### Your task
From the records, return each line that has the word "satisfied" in it.

---*---

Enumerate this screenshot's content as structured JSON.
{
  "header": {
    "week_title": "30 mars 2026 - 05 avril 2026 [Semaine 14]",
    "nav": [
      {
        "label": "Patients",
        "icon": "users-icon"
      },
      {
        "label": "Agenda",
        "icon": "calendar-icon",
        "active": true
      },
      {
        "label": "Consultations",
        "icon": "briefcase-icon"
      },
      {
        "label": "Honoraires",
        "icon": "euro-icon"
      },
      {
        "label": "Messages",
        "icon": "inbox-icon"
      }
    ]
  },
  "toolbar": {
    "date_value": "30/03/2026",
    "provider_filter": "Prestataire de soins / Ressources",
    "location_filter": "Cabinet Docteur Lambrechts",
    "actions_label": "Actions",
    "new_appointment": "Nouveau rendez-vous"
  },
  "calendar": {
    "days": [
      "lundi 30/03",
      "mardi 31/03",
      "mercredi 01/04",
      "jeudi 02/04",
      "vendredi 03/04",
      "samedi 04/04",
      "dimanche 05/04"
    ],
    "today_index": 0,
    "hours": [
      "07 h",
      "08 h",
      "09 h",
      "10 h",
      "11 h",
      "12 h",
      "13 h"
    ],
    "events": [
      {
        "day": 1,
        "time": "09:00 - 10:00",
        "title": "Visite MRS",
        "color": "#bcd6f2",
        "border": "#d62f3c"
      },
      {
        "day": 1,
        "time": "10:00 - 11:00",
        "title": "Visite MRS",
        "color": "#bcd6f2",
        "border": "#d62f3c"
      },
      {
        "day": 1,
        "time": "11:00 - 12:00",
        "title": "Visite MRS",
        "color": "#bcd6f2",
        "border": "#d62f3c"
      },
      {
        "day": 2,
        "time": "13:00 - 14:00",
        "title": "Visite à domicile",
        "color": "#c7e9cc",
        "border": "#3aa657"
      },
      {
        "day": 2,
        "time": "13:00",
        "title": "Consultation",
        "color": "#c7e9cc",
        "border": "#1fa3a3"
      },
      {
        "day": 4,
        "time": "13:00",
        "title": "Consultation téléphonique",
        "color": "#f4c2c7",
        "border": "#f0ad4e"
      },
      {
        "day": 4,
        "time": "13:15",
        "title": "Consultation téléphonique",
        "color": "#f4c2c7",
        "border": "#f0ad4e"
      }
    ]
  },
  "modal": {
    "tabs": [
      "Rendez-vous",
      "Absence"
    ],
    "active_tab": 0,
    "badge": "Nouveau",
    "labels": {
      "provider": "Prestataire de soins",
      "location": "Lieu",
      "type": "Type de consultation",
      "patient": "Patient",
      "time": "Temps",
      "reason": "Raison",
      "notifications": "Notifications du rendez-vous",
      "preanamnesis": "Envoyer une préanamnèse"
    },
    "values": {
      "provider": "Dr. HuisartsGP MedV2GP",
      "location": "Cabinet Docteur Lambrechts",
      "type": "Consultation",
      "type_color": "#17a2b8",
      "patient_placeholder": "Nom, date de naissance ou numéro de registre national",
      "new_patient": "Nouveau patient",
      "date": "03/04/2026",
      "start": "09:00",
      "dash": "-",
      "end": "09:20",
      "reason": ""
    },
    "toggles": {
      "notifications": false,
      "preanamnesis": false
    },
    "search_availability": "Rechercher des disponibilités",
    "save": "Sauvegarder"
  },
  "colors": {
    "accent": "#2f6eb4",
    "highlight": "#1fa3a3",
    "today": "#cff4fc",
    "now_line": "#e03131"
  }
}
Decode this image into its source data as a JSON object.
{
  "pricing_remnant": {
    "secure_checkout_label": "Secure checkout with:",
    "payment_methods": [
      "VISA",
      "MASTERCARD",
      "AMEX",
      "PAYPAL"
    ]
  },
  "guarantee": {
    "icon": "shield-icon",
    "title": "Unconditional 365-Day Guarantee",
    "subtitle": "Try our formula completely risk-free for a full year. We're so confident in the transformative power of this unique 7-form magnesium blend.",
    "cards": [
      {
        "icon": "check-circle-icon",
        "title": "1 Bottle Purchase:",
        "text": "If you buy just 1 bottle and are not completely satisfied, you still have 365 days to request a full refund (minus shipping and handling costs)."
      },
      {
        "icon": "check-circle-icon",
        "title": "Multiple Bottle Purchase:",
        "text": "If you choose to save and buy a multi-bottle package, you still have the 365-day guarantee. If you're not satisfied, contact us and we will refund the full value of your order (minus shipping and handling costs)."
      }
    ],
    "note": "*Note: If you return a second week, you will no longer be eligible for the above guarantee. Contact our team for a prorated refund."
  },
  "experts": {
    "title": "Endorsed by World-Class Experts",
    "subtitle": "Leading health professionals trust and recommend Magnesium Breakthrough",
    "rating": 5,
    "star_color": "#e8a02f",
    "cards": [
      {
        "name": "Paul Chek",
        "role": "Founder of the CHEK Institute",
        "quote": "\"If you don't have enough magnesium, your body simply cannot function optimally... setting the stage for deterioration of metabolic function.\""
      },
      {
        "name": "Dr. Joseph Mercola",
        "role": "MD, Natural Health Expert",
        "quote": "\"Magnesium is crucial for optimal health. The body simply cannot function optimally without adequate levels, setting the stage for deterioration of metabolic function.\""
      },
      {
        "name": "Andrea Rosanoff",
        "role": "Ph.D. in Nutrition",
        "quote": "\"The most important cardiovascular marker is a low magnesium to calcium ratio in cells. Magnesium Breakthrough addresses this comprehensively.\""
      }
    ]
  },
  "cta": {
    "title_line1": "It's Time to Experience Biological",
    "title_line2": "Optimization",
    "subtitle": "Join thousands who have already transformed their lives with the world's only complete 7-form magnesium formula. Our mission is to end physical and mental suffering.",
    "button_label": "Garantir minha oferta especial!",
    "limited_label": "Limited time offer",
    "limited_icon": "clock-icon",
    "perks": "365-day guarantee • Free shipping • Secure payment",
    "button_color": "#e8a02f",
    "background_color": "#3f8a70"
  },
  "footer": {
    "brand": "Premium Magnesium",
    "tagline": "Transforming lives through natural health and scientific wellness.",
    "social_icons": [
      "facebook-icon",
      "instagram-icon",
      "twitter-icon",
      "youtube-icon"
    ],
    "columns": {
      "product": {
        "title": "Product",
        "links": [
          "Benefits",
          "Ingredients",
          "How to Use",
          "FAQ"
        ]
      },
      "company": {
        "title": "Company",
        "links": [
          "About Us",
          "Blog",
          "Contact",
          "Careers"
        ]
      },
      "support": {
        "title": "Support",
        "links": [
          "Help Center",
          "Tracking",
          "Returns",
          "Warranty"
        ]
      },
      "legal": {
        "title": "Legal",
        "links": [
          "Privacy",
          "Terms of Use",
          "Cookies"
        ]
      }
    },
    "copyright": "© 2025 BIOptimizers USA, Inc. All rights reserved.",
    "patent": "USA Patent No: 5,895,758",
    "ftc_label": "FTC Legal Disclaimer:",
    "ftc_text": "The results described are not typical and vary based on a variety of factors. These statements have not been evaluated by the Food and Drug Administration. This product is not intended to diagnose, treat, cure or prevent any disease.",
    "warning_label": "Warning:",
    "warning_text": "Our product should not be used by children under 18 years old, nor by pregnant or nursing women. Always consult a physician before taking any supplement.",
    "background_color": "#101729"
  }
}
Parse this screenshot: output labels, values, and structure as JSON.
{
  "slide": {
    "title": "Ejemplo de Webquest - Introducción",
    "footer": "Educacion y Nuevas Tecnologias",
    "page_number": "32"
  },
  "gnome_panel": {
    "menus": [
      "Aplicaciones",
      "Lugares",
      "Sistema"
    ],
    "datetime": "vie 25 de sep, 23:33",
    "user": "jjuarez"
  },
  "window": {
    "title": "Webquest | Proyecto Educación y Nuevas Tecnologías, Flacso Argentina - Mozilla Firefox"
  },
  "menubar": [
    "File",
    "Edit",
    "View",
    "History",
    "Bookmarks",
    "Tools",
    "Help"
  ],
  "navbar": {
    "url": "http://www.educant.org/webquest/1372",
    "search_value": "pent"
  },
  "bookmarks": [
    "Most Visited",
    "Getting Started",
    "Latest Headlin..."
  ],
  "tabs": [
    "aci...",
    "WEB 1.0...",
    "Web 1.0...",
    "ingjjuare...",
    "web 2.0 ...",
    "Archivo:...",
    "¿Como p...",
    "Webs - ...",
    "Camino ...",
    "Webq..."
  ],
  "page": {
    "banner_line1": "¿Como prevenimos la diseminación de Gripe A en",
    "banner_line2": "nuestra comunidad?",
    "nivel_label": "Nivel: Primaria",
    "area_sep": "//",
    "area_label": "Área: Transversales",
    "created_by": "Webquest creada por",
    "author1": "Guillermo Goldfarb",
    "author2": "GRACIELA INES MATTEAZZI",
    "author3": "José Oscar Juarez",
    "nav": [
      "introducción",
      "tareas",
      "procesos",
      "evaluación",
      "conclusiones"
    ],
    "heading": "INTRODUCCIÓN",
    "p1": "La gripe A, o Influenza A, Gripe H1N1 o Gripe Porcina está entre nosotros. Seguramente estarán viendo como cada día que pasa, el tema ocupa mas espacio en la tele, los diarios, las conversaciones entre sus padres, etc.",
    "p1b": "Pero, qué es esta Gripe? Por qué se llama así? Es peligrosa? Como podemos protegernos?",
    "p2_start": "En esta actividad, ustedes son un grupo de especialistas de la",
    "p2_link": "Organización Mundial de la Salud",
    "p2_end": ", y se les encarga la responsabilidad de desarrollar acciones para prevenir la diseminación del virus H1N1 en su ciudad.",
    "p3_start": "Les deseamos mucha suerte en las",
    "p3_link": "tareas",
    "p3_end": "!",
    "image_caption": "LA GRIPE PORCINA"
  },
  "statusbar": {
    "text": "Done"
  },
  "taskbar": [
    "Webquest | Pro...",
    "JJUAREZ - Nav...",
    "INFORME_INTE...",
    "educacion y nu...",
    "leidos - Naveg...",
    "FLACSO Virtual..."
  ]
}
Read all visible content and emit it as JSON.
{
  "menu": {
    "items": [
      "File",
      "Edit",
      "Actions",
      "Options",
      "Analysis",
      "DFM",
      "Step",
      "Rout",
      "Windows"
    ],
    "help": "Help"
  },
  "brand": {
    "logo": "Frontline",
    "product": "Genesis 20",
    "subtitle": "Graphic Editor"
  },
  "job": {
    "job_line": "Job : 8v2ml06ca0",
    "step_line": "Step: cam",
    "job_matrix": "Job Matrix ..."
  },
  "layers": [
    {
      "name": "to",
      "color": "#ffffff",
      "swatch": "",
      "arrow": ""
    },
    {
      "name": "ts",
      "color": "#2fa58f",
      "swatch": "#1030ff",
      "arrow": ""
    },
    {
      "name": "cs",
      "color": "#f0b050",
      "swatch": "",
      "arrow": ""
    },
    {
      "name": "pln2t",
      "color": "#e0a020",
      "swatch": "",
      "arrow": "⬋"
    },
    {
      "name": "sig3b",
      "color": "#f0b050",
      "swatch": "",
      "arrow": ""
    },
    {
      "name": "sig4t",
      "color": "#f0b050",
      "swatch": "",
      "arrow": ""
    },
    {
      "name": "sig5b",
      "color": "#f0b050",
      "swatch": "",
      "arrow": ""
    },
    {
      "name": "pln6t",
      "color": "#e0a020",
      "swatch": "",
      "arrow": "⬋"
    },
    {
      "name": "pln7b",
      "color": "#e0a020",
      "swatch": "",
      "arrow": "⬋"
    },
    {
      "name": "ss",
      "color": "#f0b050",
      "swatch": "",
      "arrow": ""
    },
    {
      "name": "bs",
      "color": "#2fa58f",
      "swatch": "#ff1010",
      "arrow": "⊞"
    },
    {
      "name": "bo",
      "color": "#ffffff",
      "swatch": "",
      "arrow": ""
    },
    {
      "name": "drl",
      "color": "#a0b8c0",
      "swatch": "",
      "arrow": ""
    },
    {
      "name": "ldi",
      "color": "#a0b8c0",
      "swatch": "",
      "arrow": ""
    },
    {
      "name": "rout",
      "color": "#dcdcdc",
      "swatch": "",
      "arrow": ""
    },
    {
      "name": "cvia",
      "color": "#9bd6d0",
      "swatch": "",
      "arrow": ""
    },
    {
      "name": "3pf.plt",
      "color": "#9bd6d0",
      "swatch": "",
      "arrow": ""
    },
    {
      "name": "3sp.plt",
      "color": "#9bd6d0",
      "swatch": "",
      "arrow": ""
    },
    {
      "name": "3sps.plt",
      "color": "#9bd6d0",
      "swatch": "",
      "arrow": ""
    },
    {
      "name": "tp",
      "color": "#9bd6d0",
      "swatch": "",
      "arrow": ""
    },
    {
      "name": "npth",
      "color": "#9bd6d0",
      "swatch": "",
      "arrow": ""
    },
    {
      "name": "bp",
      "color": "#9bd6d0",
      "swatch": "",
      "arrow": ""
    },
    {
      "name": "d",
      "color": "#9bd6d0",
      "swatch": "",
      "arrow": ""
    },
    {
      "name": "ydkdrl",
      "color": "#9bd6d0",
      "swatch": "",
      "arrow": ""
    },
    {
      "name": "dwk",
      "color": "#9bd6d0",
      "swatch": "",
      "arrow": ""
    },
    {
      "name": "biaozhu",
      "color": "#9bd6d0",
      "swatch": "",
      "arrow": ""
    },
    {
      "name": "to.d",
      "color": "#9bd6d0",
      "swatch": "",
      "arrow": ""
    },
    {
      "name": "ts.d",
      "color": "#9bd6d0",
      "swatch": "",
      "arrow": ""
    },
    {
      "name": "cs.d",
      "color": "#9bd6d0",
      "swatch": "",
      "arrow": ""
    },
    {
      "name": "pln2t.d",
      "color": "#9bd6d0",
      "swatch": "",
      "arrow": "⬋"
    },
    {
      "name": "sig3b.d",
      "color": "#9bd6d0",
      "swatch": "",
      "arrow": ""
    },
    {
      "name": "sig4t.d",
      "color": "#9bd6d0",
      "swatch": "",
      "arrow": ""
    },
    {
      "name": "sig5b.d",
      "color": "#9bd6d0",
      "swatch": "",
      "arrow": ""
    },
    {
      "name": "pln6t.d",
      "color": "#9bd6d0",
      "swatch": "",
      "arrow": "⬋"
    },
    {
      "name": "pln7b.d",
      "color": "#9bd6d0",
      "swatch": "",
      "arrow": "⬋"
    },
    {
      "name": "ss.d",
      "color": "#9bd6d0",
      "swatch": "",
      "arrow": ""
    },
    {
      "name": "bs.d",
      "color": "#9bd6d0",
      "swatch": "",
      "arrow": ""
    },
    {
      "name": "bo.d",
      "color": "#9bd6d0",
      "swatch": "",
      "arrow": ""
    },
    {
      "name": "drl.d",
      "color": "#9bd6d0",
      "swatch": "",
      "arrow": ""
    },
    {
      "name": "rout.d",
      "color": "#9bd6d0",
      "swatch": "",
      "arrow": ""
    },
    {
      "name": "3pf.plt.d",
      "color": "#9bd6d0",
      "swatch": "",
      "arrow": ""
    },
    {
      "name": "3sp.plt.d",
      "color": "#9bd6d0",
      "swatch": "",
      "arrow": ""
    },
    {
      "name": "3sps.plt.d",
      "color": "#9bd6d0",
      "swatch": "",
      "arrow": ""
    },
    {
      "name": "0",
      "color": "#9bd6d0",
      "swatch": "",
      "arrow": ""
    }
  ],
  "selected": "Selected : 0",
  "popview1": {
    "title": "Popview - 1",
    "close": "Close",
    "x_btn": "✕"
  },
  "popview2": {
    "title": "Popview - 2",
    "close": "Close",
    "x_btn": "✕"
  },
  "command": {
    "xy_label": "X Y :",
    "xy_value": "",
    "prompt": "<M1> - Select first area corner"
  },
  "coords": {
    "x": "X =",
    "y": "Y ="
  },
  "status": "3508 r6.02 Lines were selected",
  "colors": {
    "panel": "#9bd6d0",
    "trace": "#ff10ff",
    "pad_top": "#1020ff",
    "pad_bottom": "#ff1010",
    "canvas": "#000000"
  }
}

---*---

### Expected answer
        "text": "If you buy just 1 bottle and are not completely satisfied, you still have 365 days to request a full refund (minus shipping and handling costs)."
        "text": "If you choose to save and buy a multi-bottle package, you still have the 365-day guarantee. If you're not satisfied, contact us and we will refund the full value of your order (minus shipping and handling costs)."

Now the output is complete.